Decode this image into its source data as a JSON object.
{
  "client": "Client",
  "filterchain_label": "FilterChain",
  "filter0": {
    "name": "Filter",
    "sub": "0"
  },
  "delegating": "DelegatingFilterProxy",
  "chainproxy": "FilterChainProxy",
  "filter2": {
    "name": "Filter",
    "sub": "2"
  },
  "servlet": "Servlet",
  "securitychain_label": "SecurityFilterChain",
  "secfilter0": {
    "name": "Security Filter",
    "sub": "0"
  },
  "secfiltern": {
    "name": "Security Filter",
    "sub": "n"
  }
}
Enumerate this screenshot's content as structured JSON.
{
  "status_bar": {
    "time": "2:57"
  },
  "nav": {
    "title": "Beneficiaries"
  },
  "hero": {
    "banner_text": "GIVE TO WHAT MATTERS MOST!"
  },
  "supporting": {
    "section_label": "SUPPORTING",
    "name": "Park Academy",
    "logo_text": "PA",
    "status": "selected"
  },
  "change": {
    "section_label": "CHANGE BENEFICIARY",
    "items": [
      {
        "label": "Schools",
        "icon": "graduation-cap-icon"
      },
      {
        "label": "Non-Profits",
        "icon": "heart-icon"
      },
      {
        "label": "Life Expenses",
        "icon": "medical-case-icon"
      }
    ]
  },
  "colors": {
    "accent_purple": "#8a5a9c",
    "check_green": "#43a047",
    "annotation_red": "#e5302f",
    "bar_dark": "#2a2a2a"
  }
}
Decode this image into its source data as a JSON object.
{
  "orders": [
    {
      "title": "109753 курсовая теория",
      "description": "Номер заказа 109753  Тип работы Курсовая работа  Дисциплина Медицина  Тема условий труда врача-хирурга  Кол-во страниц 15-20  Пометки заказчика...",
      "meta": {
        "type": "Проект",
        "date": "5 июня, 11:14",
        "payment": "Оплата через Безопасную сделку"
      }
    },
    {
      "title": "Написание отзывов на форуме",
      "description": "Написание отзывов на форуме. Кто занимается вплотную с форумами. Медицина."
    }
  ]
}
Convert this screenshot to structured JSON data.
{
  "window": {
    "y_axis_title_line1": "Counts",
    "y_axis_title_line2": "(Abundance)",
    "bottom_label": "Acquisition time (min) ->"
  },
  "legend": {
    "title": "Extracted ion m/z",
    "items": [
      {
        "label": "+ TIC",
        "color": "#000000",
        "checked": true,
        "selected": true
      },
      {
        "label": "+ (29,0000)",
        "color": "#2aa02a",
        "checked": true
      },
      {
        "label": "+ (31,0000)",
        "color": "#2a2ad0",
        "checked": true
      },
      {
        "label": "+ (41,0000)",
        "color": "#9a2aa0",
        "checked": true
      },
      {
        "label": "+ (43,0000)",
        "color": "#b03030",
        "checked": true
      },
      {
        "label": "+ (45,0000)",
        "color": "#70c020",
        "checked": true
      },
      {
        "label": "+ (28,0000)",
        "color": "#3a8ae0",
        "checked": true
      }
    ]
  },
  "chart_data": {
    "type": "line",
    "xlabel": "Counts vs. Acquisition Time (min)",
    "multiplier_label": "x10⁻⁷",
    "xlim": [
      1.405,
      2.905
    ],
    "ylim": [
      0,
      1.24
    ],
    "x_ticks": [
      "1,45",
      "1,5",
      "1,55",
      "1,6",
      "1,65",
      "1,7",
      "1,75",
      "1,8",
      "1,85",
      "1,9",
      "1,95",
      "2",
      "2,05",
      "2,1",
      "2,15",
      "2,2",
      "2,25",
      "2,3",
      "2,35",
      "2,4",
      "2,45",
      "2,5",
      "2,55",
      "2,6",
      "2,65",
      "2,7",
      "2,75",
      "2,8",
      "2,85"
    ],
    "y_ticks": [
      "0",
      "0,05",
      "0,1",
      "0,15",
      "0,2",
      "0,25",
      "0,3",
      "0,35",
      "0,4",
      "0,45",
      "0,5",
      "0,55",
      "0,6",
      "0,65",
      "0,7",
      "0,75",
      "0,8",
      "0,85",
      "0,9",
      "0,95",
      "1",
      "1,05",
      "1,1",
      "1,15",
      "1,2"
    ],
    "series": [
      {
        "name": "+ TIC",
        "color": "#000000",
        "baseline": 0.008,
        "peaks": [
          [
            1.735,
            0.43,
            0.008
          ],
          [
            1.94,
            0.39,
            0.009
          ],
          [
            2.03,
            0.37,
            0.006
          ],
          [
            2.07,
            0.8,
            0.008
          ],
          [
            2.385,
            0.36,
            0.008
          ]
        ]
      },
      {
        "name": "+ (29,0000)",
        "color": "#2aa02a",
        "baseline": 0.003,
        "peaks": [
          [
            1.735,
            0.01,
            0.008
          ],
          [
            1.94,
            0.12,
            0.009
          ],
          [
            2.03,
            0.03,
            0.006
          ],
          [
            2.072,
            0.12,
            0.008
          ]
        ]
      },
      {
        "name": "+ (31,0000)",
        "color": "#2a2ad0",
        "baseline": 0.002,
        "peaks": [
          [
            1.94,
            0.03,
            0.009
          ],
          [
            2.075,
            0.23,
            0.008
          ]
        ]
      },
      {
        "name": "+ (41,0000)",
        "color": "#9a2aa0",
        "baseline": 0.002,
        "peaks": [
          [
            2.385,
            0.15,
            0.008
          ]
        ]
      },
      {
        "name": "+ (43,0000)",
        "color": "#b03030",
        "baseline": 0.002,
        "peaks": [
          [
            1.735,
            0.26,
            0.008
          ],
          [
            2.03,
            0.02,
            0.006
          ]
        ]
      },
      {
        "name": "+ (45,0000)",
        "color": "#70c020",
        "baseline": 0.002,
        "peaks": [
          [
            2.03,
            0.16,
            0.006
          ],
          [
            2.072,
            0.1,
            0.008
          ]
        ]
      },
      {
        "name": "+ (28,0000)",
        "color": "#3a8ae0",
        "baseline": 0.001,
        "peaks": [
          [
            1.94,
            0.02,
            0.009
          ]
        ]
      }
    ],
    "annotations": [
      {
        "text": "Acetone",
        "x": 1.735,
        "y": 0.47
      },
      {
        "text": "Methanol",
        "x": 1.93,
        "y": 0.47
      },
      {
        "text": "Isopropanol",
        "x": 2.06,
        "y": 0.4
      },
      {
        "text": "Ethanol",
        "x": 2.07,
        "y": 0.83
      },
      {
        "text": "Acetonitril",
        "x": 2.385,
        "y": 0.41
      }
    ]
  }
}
----------
WHAT THE TASK ASKS: Repeat each of the entries above precisely as given.

RESPONSE:
Decode this image into its source data as a JSON object.
{
  "client": "Client",
  "filterchain_label": "FilterChain",
  "filter0": {
    "name": "Filter",
    "sub": "0"
  },
  "delegating": "DelegatingFilterProxy",
  "chainproxy": "FilterChainProxy",
  "filter2": {
    "name": "Filter",
    "sub": "2"
  },
  "servlet": "Servlet",
  "securitychain_label": "SecurityFilterChain",
  "secfilter0": {
    "name": "Security Filter",
    "sub": "0"
  },
  "secfiltern": {
    "name": "Security Filter",
    "sub": "n"
  }
}
Enumerate this screenshot's content as structured JSON.
{
  "status_bar": {
    "time": "2:57"
  },
  "nav": {
    "title": "Beneficiaries"
  },
  "hero": {
    "banner_text": "GIVE TO WHAT MATTERS MOST!"
  },
  "supporting": {
    "section_label": "SUPPORTING",
    "name": "Park Academy",
    "logo_text": "PA",
    "status": "selected"
  },
  "change": {
    "section_label": "CHANGE BENEFICIARY",
    "items": [
      {
        "label": "Schools",
        "icon": "graduation-cap-icon"
      },
      {
        "label": "Non-Profits",
        "icon": "heart-icon"
      },
      {
        "label": "Life Expenses",
        "icon": "medical-case-icon"
      }
    ]
  },
  "colors": {
    "accent_purple": "#8a5a9c",
    "check_green": "#43a047",
    "annotation_red": "#e5302f",
    "bar_dark": "#2a2a2a"
  }
}
Decode this image into its source data as a JSON object.
{
  "orders": [
    {
      "title": "109753 курсовая теория",
      "description": "Номер заказа 109753  Тип работы Курсовая работа  Дисциплина Медицина  Тема условий труда врача-хирурга  Кол-во страниц 15-20  Пометки заказчика...",
      "meta": {
        "type": "Проект",
        "date": "5 июня, 11:14",
        "payment": "Оплата через Безопасную сделку"
      }
    },
    {
      "title": "Написание отзывов на форуме",
      "description": "Написание отзывов на форуме. Кто занимается вплотную с форумами. Медицина."
    }
  ]
}
Convert this screenshot to structured JSON data.
{
  "window": {
    "y_axis_title_line1": "Counts",
    "y_axis_title_line2": "(Abundance)",
    "bottom_label": "Acquisition time (min) ->"
  },
  "legend": {
    "title": "Extracted ion m/z",
    "items": [
      {
        "label": "+ TIC",
        "color": "#000000",
        "checked": true,
        "selected": true
      },
      {
        "label": "+ (29,0000)",
        "color": "#2aa02a",
        "checked": true
      },
      {
        "label": "+ (31,0000)",
        "color": "#2a2ad0",
        "checked": true
      },
      {
        "label": "+ (41,0000)",
        "color": "#9a2aa0",
        "checked": true
      },
      {
        "label": "+ (43,0000)",
        "color": "#b03030",
        "checked": true
      },
      {
        "label": "+ (45,0000)",
        "color": "#70c020",
        "checked": true
      },
      {
        "label": "+ (28,0000)",
        "color": "#3a8ae0",
        "checked": true
      }
    ]
  },
  "chart_data": {
    "type": "line",
    "xlabel": "Counts vs. Acquisition Time (min)",
    "multiplier_label": "x10⁻⁷",
    "xlim": [
      1.405,
      2.905
    ],
    "ylim": [
      0,
      1.24
    ],
    "x_ticks": [
      "1,45",
      "1,5",
      "1,55",
      "1,6",
      "1,65",
      "1,7",
      "1,75",
      "1,8",
      "1,85",
      "1,9",
      "1,95",
      "2",
      "2,05",
      "2,1",
      "2,15",
      "2,2",
      "2,25",
      "2,3",
      "2,35",
      "2,4",
      "2,45",
      "2,5",
      "2,55",
      "2,6",
      "2,65",
      "2,7",
      "2,75",
      "2,8",
      "2,85"
    ],
    "y_ticks": [
      "0",
      "0,05",
      "0,1",
      "0,15",
      "0,2",
      "0,25",
      "0,3",
      "0,35",
      "0,4",
      "0,45",
      "0,5",
      "0,55",
      "0,6",
      "0,65",
      "0,7",
      "0,75",
      "0,8",
      "0,85",
      "0,9",
      "0,95",
      "1",
      "1,05",
      "1,1",
      "1,15",
      "1,2"
    ],
    "series": [
      {
        "name": "+ TIC",
        "color": "#000000",
        "baseline": 0.008,
        "peaks": [
          [
            1.735,
            0.43,
            0.008
          ],
          [
            1.94,
            0.39,
            0.009
          ],
          [
            2.03,
            0.37,
            0.006
          ],
          [
            2.07,
            0.8,
            0.008
          ],
          [
            2.385,
            0.36,
            0.008
          ]
        ]
      },
      {
        "name": "+ (29,0000)",
        "color": "#2aa02a",
        "baseline": 0.003,
        "peaks": [
          [
            1.735,
            0.01,
            0.008
          ],
          [
            1.94,
            0.12,
            0.009
          ],
          [
            2.03,
            0.03,
            0.006
          ],
          [
            2.072,
            0.12,
            0.008
          ]
        ]
      },
      {
        "name": "+ (31,0000)",
        "color": "#2a2ad0",
        "baseline": 0.002,
        "peaks": [
          [
            1.94,
            0.03,
            0.009
          ],
          [
            2.075,
            0.23,
            0.008
          ]
        ]
      },
      {
        "name": "+ (41,0000)",
        "color": "#9a2aa0",
        "baseline": 0.002,
        "peaks": [
          [
            2.385,
            0.15,
            0.008
          ]
        ]
      },
      {
        "name": "+ (43,0000)",
        "color": "#b03030",
        "baseline": 0.002,
        "peaks": [
          [
            1.735,
            0.26,
            0.008
          ],
          [
            2.03,
            0.02,
            0.006
          ]
        ]
      },
      {
        "name": "+ (45,0000)",
        "color": "#70c020",
        "baseline": 0.002,
        "peaks": [
          [
            2.03,
            0.16,
            0.006
          ],
          [
            2.072,
            0.1,
            0.008
          ]
        ]
      },
      {
        "name": "+ (28,0000)",
        "color": "#3a8ae0",
        "baseline": 0.001,
        "peaks": [
          [
            1.94,
            0.02,
            0.009
          ]
        ]
      }
    ],
    "annotations": [
      {
        "text": "Acetone",
        "x": 1.735,
        "y": 0.47
      },
      {
        "text": "Methanol",
        "x": 1.93,
        "y": 0.47
      },
      {
        "text": "Isopropanol",
        "x": 2.06,
        "y": 0.4
      },
      {
        "text": "Ethanol",
        "x": 2.07,
        "y": 0.83
      },
      {
        "text": "Acetonitril",
        "x": 2.385,
        "y": 0.41
      }
    ]
  }
}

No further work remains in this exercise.